>>>>>

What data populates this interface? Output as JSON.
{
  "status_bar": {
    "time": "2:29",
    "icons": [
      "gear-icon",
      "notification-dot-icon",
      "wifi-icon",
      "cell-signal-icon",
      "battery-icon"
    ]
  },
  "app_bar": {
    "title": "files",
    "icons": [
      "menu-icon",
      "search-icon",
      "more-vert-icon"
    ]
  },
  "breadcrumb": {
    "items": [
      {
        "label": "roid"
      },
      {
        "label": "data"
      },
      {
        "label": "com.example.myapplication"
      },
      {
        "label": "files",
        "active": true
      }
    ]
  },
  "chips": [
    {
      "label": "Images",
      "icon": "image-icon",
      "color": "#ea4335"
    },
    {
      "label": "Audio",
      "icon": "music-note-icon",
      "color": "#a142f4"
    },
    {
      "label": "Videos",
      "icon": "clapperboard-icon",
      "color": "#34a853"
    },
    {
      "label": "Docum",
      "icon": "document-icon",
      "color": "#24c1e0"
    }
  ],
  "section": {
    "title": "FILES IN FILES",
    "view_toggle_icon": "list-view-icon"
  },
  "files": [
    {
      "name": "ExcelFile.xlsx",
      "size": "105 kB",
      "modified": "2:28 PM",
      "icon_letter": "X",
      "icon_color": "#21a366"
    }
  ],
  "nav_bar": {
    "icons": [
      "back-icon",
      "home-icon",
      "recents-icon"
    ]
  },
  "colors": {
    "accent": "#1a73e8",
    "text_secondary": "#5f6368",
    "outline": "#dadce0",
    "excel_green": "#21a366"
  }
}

<<<<<

> [Stated task]
Count every line of the material above that holds the string "label", then state only the total.

> [Answer]
8